▶ **Set task**
Scan the listing below and copy every line holding "TradingView".

▶ **Extracted information**
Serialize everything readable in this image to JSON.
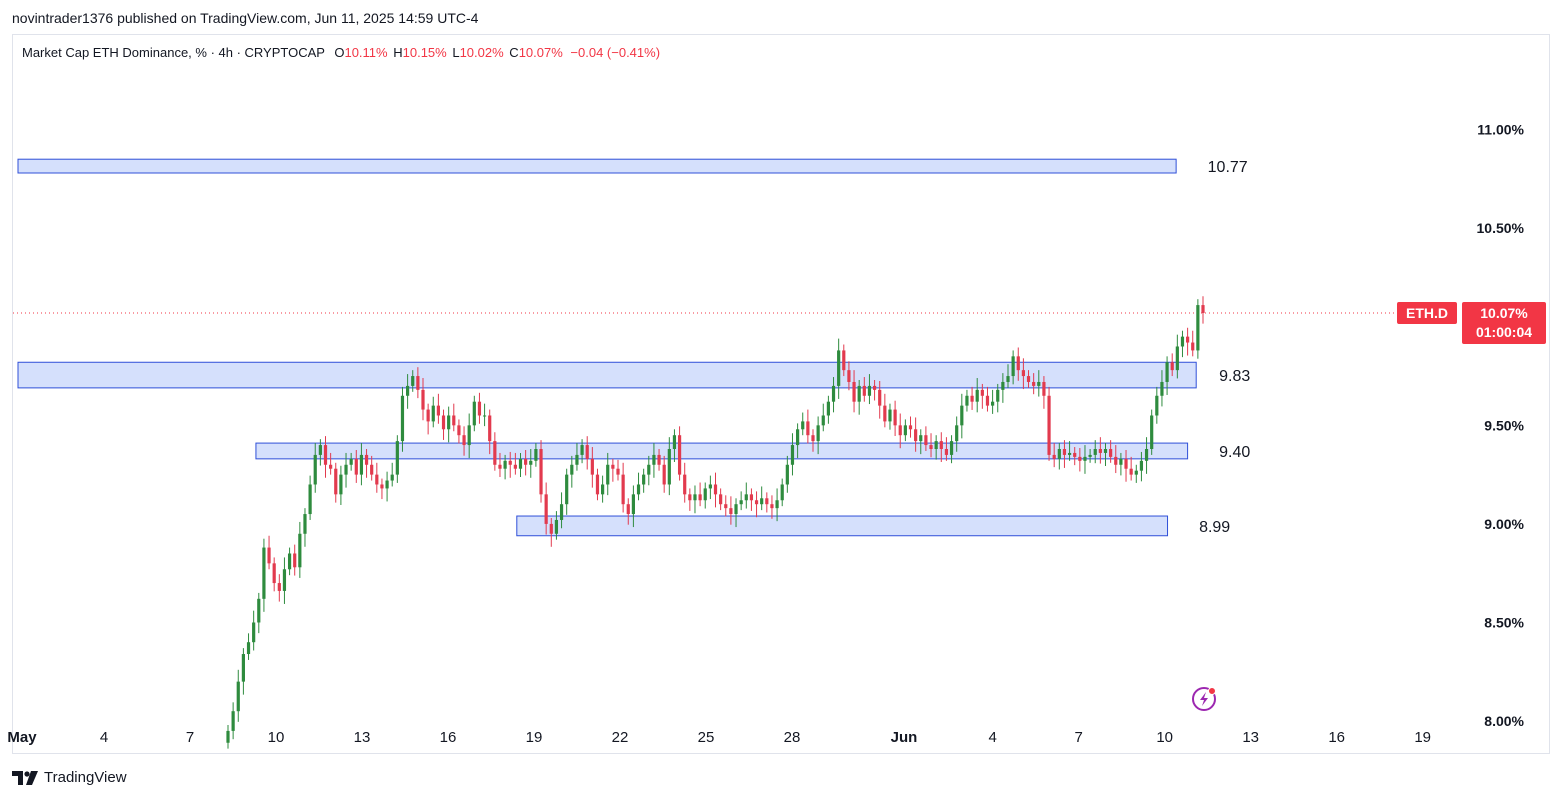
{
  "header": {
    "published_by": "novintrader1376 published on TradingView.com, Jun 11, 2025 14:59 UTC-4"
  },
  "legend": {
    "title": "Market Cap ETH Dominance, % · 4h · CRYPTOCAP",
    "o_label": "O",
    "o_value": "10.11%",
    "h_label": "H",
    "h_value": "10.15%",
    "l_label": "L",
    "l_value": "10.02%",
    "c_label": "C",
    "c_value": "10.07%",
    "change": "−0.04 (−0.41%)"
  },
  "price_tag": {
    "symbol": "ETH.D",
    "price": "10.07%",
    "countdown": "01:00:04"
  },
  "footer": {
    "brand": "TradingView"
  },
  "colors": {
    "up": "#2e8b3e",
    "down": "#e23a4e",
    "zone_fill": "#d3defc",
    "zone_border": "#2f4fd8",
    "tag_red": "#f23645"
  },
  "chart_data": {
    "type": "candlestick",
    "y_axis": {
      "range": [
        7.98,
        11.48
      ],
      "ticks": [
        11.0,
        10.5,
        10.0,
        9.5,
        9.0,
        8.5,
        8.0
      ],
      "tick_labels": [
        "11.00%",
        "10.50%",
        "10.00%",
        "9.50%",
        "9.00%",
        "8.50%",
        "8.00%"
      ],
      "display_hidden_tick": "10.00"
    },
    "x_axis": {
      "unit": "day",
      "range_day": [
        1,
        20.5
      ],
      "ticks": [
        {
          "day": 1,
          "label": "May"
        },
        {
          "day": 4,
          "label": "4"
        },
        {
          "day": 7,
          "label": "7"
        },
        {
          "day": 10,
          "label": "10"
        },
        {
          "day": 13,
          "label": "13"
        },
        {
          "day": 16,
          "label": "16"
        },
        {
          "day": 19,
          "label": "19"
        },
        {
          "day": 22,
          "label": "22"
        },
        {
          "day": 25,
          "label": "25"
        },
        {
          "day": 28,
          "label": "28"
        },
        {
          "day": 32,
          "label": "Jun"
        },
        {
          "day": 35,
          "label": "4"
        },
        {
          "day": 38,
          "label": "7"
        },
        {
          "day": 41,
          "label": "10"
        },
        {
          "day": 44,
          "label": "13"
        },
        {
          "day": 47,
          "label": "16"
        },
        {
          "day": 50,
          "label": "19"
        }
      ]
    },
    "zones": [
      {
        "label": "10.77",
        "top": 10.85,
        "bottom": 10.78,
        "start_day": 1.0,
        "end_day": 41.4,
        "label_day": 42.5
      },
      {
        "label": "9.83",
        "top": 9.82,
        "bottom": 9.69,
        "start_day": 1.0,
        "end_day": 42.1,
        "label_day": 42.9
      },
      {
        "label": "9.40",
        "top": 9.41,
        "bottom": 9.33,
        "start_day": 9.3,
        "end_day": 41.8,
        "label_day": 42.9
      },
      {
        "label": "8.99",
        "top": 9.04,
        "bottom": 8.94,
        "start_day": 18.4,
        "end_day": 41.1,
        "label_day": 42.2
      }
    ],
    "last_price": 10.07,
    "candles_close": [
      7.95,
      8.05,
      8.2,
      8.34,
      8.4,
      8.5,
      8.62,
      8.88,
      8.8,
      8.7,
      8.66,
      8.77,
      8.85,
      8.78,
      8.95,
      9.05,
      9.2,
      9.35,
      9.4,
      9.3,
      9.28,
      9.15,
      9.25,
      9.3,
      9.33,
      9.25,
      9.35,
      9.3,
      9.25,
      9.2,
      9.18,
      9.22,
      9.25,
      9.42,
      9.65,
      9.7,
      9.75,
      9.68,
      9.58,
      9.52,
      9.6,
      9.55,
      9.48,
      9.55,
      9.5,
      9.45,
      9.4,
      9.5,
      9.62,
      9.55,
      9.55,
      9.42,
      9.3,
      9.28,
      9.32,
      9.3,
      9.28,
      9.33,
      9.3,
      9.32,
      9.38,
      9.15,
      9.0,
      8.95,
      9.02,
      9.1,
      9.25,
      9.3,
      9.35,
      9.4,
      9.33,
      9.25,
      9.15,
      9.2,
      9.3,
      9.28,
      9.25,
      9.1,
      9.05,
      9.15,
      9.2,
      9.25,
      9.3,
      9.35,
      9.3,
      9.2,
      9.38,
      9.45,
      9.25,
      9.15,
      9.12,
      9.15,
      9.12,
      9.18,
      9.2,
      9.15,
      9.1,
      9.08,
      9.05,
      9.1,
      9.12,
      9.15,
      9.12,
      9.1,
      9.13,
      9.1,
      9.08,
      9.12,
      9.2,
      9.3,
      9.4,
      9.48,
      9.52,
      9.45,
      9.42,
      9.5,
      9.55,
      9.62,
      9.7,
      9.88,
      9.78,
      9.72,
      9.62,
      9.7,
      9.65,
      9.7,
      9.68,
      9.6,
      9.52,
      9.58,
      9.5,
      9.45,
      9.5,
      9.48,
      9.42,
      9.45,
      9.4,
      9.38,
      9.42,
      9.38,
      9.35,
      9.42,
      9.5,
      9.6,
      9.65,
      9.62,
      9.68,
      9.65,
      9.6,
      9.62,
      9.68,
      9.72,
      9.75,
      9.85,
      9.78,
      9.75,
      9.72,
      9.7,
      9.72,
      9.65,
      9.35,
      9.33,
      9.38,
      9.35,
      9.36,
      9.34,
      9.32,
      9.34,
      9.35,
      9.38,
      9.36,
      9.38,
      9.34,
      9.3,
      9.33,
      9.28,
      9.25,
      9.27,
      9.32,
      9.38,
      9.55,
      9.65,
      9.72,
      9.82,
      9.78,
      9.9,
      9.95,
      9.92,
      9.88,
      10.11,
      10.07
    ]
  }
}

▶ **Answer to this exercise**
    "published_by": "novintrader1376 published on TradingView.com, Jun 11, 2025 14:59 UTC-4"
    "brand": "TradingView"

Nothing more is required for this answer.